Structured figure records:
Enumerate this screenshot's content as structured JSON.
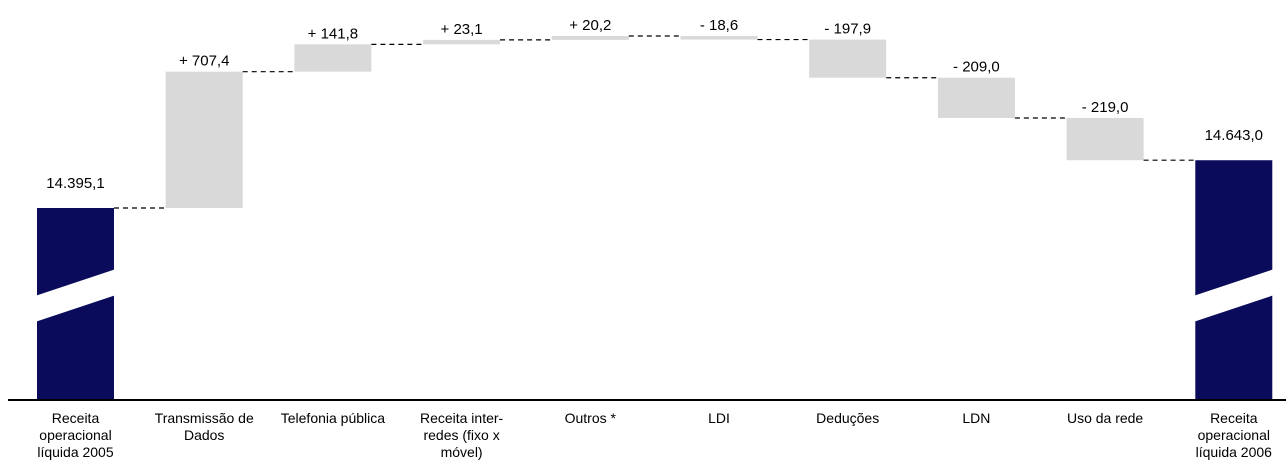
{
  "chart_data": {
    "type": "waterfall",
    "start": {
      "category": [
        "Receita",
        "operacional",
        "líquida 2005"
      ],
      "value": 14395.1,
      "label": "14.395,1"
    },
    "steps": [
      {
        "category": [
          "Transmissão de",
          "Dados"
        ],
        "value": 707.4,
        "label": "+ 707,4"
      },
      {
        "category": [
          "Telefonia pública"
        ],
        "value": 141.8,
        "label": "+ 141,8"
      },
      {
        "category": [
          "Receita inter-",
          "redes (fixo x",
          "móvel)"
        ],
        "value": 23.1,
        "label": "+ 23,1"
      },
      {
        "category": [
          "Outros *"
        ],
        "value": 20.2,
        "label": "+ 20,2"
      },
      {
        "category": [
          "LDI"
        ],
        "value": -18.6,
        "label": "- 18,6"
      },
      {
        "category": [
          "Deduções"
        ],
        "value": -197.9,
        "label": "- 197,9"
      },
      {
        "category": [
          "LDN"
        ],
        "value": -209.0,
        "label": "- 209,0"
      },
      {
        "category": [
          "Uso da rede"
        ],
        "value": -219.0,
        "label": "- 219,0"
      }
    ],
    "end": {
      "category": [
        "Receita",
        "operacional",
        "líquida 2006"
      ],
      "value": 14643.0,
      "label": "14.643,0"
    },
    "axis_break": true,
    "colors": {
      "total_bar": "#0b0b5c",
      "step_bar": "#d9d9d9",
      "connector": "#000000"
    }
  }
}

◆ YOUR OBJECTIVE
Leave out the pictures and copy everything else in the records word for word.

◆ FINAL RESULT
Enumerate this screenshot's content as structured JSON.
{
  "chart_data": {
    "type": "waterfall",
    "start": {
      "category": [
        "Receita",
        "operacional",
        "líquida 2005"
      ],
      "value": 14395.1,
      "label": "14.395,1"
    },
    "steps": [
      {
        "category": [
          "Transmissão de",
          "Dados"
        ],
        "value": 707.4,
        "label": "+ 707,4"
      },
      {
        "category": [
          "Telefonia pública"
        ],
        "value": 141.8,
        "label": "+ 141,8"
      },
      {
        "category": [
          "Receita inter-",
          "redes (fixo x",
          "móvel)"
        ],
        "value": 23.1,
        "label": "+ 23,1"
      },
      {
        "category": [
          "Outros *"
        ],
        "value": 20.2,
        "label": "+ 20,2"
      },
      {
        "category": [
          "LDI"
        ],
        "value": -18.6,
        "label": "- 18,6"
      },
      {
        "category": [
          "Deduções"
        ],
        "value": -197.9,
        "label": "- 197,9"
      },
      {
        "category": [
          "LDN"
        ],
        "value": -209.0,
        "label": "- 209,0"
      },
      {
        "category": [
          "Uso da rede"
        ],
        "value": -219.0,
        "label": "- 219,0"
      }
    ],
    "end": {
      "category": [
        "Receita",
        "operacional",
        "líquida 2006"
      ],
      "value": 14643.0,
      "label": "14.643,0"
    },
    "axis_break": true,
    "colors": {
      "total_bar": "#0b0b5c",
      "step_bar": "#d9d9d9",
      "connector": "#000000"
    }
  }
}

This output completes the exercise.